==== RAW DATA ====

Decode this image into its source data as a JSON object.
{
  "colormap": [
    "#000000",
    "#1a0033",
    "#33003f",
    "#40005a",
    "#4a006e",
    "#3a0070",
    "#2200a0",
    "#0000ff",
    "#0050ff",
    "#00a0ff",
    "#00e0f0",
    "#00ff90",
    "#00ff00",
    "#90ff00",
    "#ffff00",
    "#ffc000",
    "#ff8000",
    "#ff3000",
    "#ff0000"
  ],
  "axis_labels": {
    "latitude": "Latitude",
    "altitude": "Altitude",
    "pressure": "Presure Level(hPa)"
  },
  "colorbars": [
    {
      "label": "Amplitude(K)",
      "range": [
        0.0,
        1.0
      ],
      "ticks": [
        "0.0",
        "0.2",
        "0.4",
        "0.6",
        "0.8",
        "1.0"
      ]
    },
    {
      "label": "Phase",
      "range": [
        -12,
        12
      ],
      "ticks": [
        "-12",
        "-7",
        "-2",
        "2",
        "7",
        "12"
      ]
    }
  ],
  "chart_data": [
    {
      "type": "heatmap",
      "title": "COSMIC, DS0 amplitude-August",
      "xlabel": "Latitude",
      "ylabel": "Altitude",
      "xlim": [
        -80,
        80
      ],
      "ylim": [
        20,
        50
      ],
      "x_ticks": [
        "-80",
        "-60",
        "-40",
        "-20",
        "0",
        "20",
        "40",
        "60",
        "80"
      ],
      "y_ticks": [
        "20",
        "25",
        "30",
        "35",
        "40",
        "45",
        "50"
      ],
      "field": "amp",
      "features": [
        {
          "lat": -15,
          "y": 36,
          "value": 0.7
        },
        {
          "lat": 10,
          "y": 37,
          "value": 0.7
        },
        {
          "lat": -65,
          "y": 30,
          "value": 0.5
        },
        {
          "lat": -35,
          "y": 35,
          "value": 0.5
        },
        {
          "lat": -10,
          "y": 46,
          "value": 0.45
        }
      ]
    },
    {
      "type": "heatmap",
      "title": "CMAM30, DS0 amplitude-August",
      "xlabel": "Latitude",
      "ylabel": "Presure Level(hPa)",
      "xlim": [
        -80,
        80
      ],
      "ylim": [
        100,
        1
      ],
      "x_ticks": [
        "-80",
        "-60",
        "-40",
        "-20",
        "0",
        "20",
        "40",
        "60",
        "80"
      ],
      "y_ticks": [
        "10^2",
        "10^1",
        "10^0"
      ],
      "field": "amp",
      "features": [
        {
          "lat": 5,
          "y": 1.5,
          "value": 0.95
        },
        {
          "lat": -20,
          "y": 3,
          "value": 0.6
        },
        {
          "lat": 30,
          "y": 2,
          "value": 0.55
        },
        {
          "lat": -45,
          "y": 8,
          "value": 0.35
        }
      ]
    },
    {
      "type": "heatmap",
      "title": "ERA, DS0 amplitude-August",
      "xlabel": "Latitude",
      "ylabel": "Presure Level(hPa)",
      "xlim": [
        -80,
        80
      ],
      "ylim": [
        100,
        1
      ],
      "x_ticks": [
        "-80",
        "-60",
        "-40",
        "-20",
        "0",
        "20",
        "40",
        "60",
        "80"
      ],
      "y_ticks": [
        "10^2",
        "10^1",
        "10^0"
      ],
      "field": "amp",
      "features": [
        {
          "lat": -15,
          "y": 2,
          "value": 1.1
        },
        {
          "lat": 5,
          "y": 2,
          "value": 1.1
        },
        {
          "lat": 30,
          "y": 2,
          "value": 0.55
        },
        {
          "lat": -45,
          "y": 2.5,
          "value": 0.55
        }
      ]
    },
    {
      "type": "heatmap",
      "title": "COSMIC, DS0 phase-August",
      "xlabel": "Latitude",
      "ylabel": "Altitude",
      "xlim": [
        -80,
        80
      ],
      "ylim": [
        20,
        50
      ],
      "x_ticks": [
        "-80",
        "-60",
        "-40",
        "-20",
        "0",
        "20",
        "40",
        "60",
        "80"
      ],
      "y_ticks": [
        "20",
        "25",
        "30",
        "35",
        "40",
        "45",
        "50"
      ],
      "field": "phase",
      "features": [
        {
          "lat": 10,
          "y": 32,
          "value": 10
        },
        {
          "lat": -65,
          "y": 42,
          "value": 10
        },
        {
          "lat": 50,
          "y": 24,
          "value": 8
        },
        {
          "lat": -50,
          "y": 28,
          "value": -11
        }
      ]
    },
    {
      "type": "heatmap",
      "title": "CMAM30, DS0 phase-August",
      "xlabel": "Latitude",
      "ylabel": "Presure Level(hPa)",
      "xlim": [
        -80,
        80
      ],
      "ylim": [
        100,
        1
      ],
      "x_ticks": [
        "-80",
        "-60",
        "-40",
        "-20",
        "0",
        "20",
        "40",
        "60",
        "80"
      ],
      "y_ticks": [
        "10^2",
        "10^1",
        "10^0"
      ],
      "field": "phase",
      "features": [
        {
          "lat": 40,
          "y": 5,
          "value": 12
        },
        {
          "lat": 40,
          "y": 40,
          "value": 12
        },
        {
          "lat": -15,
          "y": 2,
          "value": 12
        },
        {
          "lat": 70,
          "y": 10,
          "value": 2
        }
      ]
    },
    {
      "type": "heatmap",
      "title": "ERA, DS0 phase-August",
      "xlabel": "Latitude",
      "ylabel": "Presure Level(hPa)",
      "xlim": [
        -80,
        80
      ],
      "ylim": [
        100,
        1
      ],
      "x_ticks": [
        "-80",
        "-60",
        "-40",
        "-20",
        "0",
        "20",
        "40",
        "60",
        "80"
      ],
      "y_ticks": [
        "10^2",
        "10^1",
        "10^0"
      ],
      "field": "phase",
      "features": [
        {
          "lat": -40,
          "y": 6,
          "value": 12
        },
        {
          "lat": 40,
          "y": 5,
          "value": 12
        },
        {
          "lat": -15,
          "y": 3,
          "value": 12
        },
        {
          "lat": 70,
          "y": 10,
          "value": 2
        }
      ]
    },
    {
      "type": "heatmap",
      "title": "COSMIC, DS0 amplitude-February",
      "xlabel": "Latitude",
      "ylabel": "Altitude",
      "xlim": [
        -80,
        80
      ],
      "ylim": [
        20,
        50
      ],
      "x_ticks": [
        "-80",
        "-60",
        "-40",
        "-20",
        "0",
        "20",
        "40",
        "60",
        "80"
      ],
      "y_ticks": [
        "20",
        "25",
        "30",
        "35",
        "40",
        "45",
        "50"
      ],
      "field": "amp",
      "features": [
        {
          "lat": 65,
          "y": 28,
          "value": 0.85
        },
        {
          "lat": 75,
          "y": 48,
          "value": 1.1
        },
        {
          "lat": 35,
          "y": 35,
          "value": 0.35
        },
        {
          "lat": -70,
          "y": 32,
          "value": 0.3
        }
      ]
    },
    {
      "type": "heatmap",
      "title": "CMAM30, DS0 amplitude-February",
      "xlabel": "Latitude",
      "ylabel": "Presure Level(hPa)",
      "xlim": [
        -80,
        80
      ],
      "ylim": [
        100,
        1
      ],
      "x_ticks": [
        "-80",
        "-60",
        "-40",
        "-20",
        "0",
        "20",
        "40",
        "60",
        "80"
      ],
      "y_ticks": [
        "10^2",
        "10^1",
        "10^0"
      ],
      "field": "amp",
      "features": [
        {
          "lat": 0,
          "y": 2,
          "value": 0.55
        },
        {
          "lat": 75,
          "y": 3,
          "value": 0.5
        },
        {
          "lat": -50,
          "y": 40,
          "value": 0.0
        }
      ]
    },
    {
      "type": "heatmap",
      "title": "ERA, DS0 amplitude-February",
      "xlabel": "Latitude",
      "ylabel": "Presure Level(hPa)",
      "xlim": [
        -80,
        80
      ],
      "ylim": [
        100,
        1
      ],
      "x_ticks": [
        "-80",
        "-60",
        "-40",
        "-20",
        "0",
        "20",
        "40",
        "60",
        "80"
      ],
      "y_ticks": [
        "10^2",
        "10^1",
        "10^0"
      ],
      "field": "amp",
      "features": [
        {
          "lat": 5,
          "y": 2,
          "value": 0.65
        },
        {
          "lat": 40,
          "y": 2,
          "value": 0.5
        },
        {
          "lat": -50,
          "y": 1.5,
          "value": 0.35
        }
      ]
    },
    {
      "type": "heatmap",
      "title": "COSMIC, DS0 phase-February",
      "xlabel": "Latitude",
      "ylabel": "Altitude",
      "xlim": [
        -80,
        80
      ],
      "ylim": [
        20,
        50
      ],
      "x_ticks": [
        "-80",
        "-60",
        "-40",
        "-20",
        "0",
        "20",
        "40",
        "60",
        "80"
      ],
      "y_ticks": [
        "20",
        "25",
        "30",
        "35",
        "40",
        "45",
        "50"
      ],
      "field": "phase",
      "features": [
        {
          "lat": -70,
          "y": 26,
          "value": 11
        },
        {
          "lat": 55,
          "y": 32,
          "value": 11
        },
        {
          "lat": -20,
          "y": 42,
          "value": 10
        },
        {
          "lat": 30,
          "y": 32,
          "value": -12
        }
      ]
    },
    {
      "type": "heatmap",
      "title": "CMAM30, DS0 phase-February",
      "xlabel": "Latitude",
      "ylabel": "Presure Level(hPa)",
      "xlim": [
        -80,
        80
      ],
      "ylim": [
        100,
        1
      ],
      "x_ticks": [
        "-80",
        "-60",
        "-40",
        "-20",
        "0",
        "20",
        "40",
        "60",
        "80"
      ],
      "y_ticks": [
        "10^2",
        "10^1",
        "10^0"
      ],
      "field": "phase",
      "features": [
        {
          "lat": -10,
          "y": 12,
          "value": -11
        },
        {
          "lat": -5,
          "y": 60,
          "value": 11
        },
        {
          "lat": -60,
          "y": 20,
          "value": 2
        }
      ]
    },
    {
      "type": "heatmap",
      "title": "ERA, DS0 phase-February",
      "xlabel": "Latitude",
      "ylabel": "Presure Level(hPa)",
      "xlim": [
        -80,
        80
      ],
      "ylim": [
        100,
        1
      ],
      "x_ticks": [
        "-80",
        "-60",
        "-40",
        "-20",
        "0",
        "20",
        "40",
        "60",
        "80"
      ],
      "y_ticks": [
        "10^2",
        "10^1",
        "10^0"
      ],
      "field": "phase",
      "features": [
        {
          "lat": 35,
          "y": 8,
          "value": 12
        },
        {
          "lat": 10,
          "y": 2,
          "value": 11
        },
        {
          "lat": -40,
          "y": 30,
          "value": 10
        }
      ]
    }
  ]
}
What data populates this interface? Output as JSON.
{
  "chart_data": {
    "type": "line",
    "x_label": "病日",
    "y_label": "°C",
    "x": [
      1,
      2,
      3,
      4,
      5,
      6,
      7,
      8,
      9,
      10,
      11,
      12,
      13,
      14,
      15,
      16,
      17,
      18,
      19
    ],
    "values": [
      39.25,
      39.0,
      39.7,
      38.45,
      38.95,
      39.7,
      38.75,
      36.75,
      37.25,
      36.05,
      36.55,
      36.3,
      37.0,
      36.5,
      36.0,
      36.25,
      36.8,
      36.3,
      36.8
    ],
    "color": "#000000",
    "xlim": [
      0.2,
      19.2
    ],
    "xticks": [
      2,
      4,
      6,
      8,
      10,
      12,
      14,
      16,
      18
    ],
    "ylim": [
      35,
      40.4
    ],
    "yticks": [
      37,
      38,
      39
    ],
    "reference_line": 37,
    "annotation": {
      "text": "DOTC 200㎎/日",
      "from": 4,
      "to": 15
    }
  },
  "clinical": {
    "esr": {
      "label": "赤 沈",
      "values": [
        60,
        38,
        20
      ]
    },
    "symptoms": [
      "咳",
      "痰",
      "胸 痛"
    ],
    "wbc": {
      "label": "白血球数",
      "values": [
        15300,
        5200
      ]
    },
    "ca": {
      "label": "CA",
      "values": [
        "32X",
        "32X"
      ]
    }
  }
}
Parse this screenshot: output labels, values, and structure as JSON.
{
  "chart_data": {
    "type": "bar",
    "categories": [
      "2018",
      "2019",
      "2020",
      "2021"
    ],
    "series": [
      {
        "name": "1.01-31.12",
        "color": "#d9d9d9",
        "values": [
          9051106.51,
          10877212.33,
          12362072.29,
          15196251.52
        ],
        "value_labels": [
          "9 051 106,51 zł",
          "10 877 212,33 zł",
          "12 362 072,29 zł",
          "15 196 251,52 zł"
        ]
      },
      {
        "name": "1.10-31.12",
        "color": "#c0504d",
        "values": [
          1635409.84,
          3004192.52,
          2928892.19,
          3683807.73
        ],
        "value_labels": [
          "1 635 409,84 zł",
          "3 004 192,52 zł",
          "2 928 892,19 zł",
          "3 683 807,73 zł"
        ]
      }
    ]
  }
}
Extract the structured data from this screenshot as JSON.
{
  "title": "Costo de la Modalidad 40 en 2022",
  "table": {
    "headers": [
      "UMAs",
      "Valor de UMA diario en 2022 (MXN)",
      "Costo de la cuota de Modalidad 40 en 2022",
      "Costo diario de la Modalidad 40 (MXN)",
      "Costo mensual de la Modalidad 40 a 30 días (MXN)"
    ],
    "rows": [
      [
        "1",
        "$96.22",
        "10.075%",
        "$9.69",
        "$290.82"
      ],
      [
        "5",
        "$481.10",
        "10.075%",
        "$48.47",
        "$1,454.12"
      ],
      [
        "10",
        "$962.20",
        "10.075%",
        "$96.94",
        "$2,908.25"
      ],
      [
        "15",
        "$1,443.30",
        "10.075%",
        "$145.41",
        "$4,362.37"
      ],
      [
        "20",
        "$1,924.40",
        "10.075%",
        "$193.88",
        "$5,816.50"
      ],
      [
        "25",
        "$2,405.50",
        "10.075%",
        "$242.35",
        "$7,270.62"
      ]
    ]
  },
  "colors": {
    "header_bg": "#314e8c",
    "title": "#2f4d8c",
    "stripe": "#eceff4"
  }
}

====

◆ GOAL: Please list every line of the records that contains "diario".

◆ RESPONSE TO THIS EXERCISE:
      "Valor de UMA diario en 2022 (MXN)",
      "Costo diario de la Modalidad 40 (MXN)",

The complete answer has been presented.